**Records about charts and figures**.
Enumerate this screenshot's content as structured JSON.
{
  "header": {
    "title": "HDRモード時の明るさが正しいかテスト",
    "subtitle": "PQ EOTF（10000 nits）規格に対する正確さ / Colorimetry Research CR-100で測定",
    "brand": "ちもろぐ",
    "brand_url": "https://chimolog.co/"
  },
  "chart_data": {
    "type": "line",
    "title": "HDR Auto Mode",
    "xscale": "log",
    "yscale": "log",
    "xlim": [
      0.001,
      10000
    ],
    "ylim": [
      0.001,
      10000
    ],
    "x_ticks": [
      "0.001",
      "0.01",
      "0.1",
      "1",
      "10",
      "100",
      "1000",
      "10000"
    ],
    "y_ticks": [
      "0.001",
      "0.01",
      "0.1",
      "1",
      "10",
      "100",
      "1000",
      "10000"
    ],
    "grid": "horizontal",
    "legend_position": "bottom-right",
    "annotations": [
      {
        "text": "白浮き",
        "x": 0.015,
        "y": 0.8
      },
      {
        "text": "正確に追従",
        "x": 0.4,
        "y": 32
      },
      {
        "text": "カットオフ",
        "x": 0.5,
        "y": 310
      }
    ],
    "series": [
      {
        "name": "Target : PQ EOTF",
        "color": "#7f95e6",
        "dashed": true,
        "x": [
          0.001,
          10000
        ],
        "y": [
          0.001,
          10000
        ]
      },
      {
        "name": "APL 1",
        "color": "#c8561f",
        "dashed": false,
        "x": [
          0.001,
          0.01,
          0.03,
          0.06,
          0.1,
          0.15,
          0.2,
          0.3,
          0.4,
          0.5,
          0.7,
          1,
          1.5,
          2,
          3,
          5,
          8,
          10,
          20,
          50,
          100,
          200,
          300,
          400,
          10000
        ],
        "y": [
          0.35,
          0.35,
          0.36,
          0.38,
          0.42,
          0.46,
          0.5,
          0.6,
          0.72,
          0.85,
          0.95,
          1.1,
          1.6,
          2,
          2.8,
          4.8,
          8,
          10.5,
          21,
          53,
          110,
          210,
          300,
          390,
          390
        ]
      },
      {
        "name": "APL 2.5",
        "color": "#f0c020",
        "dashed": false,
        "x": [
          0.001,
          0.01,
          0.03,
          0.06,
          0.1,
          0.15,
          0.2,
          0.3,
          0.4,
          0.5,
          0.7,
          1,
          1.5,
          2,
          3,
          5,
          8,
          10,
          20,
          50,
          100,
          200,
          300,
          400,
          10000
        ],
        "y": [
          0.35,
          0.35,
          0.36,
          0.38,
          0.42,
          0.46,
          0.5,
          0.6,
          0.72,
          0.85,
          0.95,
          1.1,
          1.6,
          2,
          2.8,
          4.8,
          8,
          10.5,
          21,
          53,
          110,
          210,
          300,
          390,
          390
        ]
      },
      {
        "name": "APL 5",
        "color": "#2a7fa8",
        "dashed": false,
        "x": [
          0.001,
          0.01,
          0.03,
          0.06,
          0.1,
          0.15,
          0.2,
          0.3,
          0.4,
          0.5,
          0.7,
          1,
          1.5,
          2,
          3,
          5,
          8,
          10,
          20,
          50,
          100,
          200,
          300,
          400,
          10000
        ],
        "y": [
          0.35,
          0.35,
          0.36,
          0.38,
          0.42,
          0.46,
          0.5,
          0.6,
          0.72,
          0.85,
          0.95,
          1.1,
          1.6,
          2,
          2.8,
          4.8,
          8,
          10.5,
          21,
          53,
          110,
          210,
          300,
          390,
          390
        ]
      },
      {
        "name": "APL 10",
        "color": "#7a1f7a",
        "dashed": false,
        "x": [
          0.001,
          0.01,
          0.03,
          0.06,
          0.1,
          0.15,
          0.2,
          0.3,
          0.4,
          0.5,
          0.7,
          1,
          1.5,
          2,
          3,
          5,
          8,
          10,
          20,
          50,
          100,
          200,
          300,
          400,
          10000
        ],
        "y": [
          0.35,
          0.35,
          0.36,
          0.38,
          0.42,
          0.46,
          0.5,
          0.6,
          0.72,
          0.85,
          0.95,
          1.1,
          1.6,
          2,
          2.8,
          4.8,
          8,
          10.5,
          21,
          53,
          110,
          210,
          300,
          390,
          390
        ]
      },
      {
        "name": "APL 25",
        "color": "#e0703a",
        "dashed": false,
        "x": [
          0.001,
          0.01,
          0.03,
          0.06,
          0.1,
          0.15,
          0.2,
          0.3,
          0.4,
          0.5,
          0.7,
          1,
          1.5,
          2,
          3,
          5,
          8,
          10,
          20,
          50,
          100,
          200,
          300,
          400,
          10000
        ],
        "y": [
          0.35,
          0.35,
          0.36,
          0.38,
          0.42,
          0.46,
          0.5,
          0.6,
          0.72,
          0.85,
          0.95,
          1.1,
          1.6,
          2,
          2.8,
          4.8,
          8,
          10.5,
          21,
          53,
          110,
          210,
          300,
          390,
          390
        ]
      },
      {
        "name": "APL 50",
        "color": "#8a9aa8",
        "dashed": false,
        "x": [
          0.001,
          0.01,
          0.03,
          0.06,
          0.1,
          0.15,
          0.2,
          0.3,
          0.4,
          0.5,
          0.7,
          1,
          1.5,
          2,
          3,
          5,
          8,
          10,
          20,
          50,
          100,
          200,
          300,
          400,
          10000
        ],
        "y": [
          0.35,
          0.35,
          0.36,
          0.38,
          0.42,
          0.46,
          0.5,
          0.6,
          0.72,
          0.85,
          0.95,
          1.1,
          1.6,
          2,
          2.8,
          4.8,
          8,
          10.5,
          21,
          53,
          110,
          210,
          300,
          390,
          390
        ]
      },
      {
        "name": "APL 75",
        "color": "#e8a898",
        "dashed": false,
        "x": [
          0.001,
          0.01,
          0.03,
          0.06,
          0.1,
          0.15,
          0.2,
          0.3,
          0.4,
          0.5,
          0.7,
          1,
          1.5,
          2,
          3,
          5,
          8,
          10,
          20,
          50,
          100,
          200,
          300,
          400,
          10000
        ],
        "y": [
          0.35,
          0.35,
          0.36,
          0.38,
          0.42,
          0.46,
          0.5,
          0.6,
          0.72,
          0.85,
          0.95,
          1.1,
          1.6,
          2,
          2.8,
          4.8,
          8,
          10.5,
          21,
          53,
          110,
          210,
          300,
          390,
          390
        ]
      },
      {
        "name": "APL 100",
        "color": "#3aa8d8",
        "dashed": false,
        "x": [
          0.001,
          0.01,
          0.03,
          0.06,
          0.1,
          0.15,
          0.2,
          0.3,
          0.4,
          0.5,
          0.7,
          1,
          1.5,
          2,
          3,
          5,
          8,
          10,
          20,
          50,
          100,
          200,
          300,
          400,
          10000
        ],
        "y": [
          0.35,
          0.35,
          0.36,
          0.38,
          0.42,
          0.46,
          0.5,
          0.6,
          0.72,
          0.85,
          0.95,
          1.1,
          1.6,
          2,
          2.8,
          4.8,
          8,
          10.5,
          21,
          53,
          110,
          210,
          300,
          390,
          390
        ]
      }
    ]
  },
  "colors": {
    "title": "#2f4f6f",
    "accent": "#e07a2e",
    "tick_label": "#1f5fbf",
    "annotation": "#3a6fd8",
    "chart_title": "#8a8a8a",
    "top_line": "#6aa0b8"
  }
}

**EXERCISE**. Repeat the entries exactly, all of them.

**SOLUTION TO THIS TASK**.
Enumerate this screenshot's content as structured JSON.
{
  "header": {
    "title": "HDRモード時の明るさが正しいかテスト",
    "subtitle": "PQ EOTF（10000 nits）規格に対する正確さ / Colorimetry Research CR-100で測定",
    "brand": "ちもろぐ",
    "brand_url": "https://chimolog.co/"
  },
  "chart_data": {
    "type": "line",
    "title": "HDR Auto Mode",
    "xscale": "log",
    "yscale": "log",
    "xlim": [
      0.001,
      10000
    ],
    "ylim": [
      0.001,
      10000
    ],
    "x_ticks": [
      "0.001",
      "0.01",
      "0.1",
      "1",
      "10",
      "100",
      "1000",
      "10000"
    ],
    "y_ticks": [
      "0.001",
      "0.01",
      "0.1",
      "1",
      "10",
      "100",
      "1000",
      "10000"
    ],
    "grid": "horizontal",
    "legend_position": "bottom-right",
    "annotations": [
      {
        "text": "白浮き",
        "x": 0.015,
        "y": 0.8
      },
      {
        "text": "正確に追従",
        "x": 0.4,
        "y": 32
      },
      {
        "text": "カットオフ",
        "x": 0.5,
        "y": 310
      }
    ],
    "series": [
      {
        "name": "Target : PQ EOTF",
        "color": "#7f95e6",
        "dashed": true,
        "x": [
          0.001,
          10000
        ],
        "y": [
          0.001,
          10000
        ]
      },
      {
        "name": "APL 1",
        "color": "#c8561f",
        "dashed": false,
        "x": [
          0.001,
          0.01,
          0.03,
          0.06,
          0.1,
          0.15,
          0.2,
          0.3,
          0.4,
          0.5,
          0.7,
          1,
          1.5,
          2,
          3,
          5,
          8,
          10,
          20,
          50,
          100,
          200,
          300,
          400,
          10000
        ],
        "y": [
          0.35,
          0.35,
          0.36,
          0.38,
          0.42,
          0.46,
          0.5,
          0.6,
          0.72,
          0.85,
          0.95,
          1.1,
          1.6,
          2,
          2.8,
          4.8,
          8,
          10.5,
          21,
          53,
          110,
          210,
          300,
          390,
          390
        ]
      },
      {
        "name": "APL 2.5",
        "color": "#f0c020",
        "dashed": false,
        "x": [
          0.001,
          0.01,
          0.03,
          0.06,
          0.1,
          0.15,
          0.2,
          0.3,
          0.4,
          0.5,
          0.7,
          1,
          1.5,
          2,
          3,
          5,
          8,
          10,
          20,
          50,
          100,
          200,
          300,
          400,
          10000
        ],
        "y": [
          0.35,
          0.35,
          0.36,
          0.38,
          0.42,
          0.46,
          0.5,
          0.6,
          0.72,
          0.85,
          0.95,
          1.1,
          1.6,
          2,
          2.8,
          4.8,
          8,
          10.5,
          21,
          53,
          110,
          210,
          300,
          390,
          390
        ]
      },
      {
        "name": "APL 5",
        "color": "#2a7fa8",
        "dashed": false,
        "x": [
          0.001,
          0.01,
          0.03,
          0.06,
          0.1,
          0.15,
          0.2,
          0.3,
          0.4,
          0.5,
          0.7,
          1,
          1.5,
          2,
          3,
          5,
          8,
          10,
          20,
          50,
          100,
          200,
          300,
          400,
          10000
        ],
        "y": [
          0.35,
          0.35,
          0.36,
          0.38,
          0.42,
          0.46,
          0.5,
          0.6,
          0.72,
          0.85,
          0.95,
          1.1,
          1.6,
          2,
          2.8,
          4.8,
          8,
          10.5,
          21,
          53,
          110,
          210,
          300,
          390,
          390
        ]
      },
      {
        "name": "APL 10",
        "color": "#7a1f7a",
        "dashed": false,
        "x": [
          0.001,
          0.01,
          0.03,
          0.06,
          0.1,
          0.15,
          0.2,
          0.3,
          0.4,
          0.5,
          0.7,
          1,
          1.5,
          2,
          3,
          5,
          8,
          10,
          20,
          50,
          100,
          200,
          300,
          400,
          10000
        ],
        "y": [
          0.35,
          0.35,
          0.36,
          0.38,
          0.42,
          0.46,
          0.5,
          0.6,
          0.72,
          0.85,
          0.95,
          1.1,
          1.6,
          2,
          2.8,
          4.8,
          8,
          10.5,
          21,
          53,
          110,
          210,
          300,
          390,
          390
        ]
      },
      {
        "name": "APL 25",
        "color": "#e0703a",
        "dashed": false,
        "x": [
          0.001,
          0.01,
          0.03,
          0.06,
          0.1,
          0.15,
          0.2,
          0.3,
          0.4,
          0.5,
          0.7,
          1,
          1.5,
          2,
          3,
          5,
          8,
          10,
          20,
          50,
          100,
          200,
          300,
          400,
          10000
        ],
        "y": [
          0.35,
          0.35,
          0.36,
          0.38,
          0.42,
          0.46,
          0.5,
          0.6,
          0.72,
          0.85,
          0.95,
          1.1,
          1.6,
          2,
          2.8,
          4.8,
          8,
          10.5,
          21,
          53,
          110,
          210,
          300,
          390,
          390
        ]
      },
      {
        "name": "APL 50",
        "color": "#8a9aa8",
        "dashed": false,
        "x": [
          0.001,
          0.01,
          0.03,
          0.06,
          0.1,
          0.15,
          0.2,
          0.3,
          0.4,
          0.5,
          0.7,
          1,
          1.5,
          2,
          3,
          5,
          8,
          10,
          20,
          50,
          100,
          200,
          300,
          400,
          10000
        ],
        "y": [
          0.35,
          0.35,
          0.36,
          0.38,
          0.42,
          0.46,
          0.5,
          0.6,
          0.72,
          0.85,
          0.95,
          1.1,
          1.6,
          2,
          2.8,
          4.8,
          8,
          10.5,
          21,
          53,
          110,
          210,
          300,
          390,
          390
        ]
      },
      {
        "name": "APL 75",
        "color": "#e8a898",
        "dashed": false,
        "x": [
          0.001,
          0.01,
          0.03,
          0.06,
          0.1,
          0.15,
          0.2,
          0.3,
          0.4,
          0.5,
          0.7,
          1,
          1.5,
          2,
          3,
          5,
          8,
          10,
          20,
          50,
          100,
          200,
          300,
          400,
          10000
        ],
        "y": [
          0.35,
          0.35,
          0.36,
          0.38,
          0.42,
          0.46,
          0.5,
          0.6,
          0.72,
          0.85,
          0.95,
          1.1,
          1.6,
          2,
          2.8,
          4.8,
          8,
          10.5,
          21,
          53,
          110,
          210,
          300,
          390,
          390
        ]
      },
      {
        "name": "APL 100",
        "color": "#3aa8d8",
        "dashed": false,
        "x": [
          0.001,
          0.01,
          0.03,
          0.06,
          0.1,
          0.15,
          0.2,
          0.3,
          0.4,
          0.5,
          0.7,
          1,
          1.5,
          2,
          3,
          5,
          8,
          10,
          20,
          50,
          100,
          200,
          300,
          400,
          10000
        ],
        "y": [
          0.35,
          0.35,
          0.36,
          0.38,
          0.42,
          0.46,
          0.5,
          0.6,
          0.72,
          0.85,
          0.95,
          1.1,
          1.6,
          2,
          2.8,
          4.8,
          8,
          10.5,
          21,
          53,
          110,
          210,
          300,
          390,
          390
        ]
      }
    ]
  },
  "colors": {
    "title": "#2f4f6f",
    "accent": "#e07a2e",
    "tick_label": "#1f5fbf",
    "annotation": "#3a6fd8",
    "chart_title": "#8a8a8a",
    "top_line": "#6aa0b8"
  }
}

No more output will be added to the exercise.